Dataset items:

<<<<

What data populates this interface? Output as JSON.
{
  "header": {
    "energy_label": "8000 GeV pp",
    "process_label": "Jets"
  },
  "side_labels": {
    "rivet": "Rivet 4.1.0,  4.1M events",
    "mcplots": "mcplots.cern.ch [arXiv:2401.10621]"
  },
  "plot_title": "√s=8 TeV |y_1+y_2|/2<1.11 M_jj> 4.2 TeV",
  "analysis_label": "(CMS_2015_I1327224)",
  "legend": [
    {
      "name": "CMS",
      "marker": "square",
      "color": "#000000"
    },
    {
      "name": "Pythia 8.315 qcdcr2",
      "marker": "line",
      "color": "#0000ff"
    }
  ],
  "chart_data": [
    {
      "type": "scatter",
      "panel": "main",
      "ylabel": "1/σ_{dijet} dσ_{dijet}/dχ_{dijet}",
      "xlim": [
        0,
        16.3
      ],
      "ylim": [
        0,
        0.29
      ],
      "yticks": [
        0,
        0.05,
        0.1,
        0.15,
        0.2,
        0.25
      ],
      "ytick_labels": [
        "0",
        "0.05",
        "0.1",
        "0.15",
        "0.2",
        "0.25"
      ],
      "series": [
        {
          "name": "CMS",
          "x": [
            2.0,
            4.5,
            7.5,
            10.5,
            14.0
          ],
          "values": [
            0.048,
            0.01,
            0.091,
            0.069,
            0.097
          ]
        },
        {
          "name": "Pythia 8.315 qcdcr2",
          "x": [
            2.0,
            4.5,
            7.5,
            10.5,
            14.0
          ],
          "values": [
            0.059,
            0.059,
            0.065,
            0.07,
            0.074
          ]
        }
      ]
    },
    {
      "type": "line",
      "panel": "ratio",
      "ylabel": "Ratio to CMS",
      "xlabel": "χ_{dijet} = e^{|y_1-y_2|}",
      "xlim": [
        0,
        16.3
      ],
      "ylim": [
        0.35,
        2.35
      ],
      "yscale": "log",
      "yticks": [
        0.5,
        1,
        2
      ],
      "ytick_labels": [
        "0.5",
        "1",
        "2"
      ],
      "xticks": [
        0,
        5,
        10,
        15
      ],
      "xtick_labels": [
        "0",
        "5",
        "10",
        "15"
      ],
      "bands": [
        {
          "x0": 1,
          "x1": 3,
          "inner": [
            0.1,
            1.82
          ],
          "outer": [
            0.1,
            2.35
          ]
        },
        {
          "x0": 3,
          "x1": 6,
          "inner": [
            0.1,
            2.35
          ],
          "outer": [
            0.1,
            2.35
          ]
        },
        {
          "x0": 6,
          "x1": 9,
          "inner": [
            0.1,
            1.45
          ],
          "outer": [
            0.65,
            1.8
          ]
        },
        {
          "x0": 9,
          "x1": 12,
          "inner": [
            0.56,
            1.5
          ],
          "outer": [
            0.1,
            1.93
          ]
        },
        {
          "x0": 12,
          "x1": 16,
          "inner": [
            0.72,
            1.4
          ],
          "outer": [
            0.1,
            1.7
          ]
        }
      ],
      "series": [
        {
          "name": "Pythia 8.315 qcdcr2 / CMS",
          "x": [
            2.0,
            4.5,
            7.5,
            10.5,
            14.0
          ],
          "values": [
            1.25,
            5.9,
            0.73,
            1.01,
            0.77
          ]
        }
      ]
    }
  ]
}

>>>>

GOAL OF THE EXERCISE
Copy each line of the data exactly, leaving nothing out.

WRITTEN SOLUTION
What data populates this interface? Output as JSON.
{
  "header": {
    "energy_label": "8000 GeV pp",
    "process_label": "Jets"
  },
  "side_labels": {
    "rivet": "Rivet 4.1.0,  4.1M events",
    "mcplots": "mcplots.cern.ch [arXiv:2401.10621]"
  },
  "plot_title": "√s=8 TeV |y_1+y_2|/2<1.11 M_jj> 4.2 TeV",
  "analysis_label": "(CMS_2015_I1327224)",
  "legend": [
    {
      "name": "CMS",
      "marker": "square",
      "color": "#000000"
    },
    {
      "name": "Pythia 8.315 qcdcr2",
      "marker": "line",
      "color": "#0000ff"
    }
  ],
  "chart_data": [
    {
      "type": "scatter",
      "panel": "main",
      "ylabel": "1/σ_{dijet} dσ_{dijet}/dχ_{dijet}",
      "xlim": [
        0,
        16.3
      ],
      "ylim": [
        0,
        0.29
      ],
      "yticks": [
        0,
        0.05,
        0.1,
        0.15,
        0.2,
        0.25
      ],
      "ytick_labels": [
        "0",
        "0.05",
        "0.1",
        "0.15",
        "0.2",
        "0.25"
      ],
      "series": [
        {
          "name": "CMS",
          "x": [
            2.0,
            4.5,
            7.5,
            10.5,
            14.0
          ],
          "values": [
            0.048,
            0.01,
            0.091,
            0.069,
            0.097
          ]
        },
        {
          "name": "Pythia 8.315 qcdcr2",
          "x": [
            2.0,
            4.5,
            7.5,
            10.5,
            14.0
          ],
          "values": [
            0.059,
            0.059,
            0.065,
            0.07,
            0.074
          ]
        }
      ]
    },
    {
      "type": "line",
      "panel": "ratio",
      "ylabel": "Ratio to CMS",
      "xlabel": "χ_{dijet} = e^{|y_1-y_2|}",
      "xlim": [
        0,
        16.3
      ],
      "ylim": [
        0.35,
        2.35
      ],
      "yscale": "log",
      "yticks": [
        0.5,
        1,
        2
      ],
      "ytick_labels": [
        "0.5",
        "1",
        "2"
      ],
      "xticks": [
        0,
        5,
        10,
        15
      ],
      "xtick_labels": [
        "0",
        "5",
        "10",
        "15"
      ],
      "bands": [
        {
          "x0": 1,
          "x1": 3,
          "inner": [
            0.1,
            1.82
          ],
          "outer": [
            0.1,
            2.35
          ]
        },
        {
          "x0": 3,
          "x1": 6,
          "inner": [
            0.1,
            2.35
          ],
          "outer": [
            0.1,
            2.35
          ]
        },
        {
          "x0": 6,
          "x1": 9,
          "inner": [
            0.1,
            1.45
          ],
          "outer": [
            0.65,
            1.8
          ]
        },
        {
          "x0": 9,
          "x1": 12,
          "inner": [
            0.56,
            1.5
          ],
          "outer": [
            0.1,
            1.93
          ]
        },
        {
          "x0": 12,
          "x1": 16,
          "inner": [
            0.72,
            1.4
          ],
          "outer": [
            0.1,
            1.7
          ]
        }
      ],
      "series": [
        {
          "name": "Pythia 8.315 qcdcr2 / CMS",
          "x": [
            2.0,
            4.5,
            7.5,
            10.5,
            14.0
          ],
          "values": [
            1.25,
            5.9,
            0.73,
            1.01,
            0.77
          ]
        }
      ]
    }
  ]
}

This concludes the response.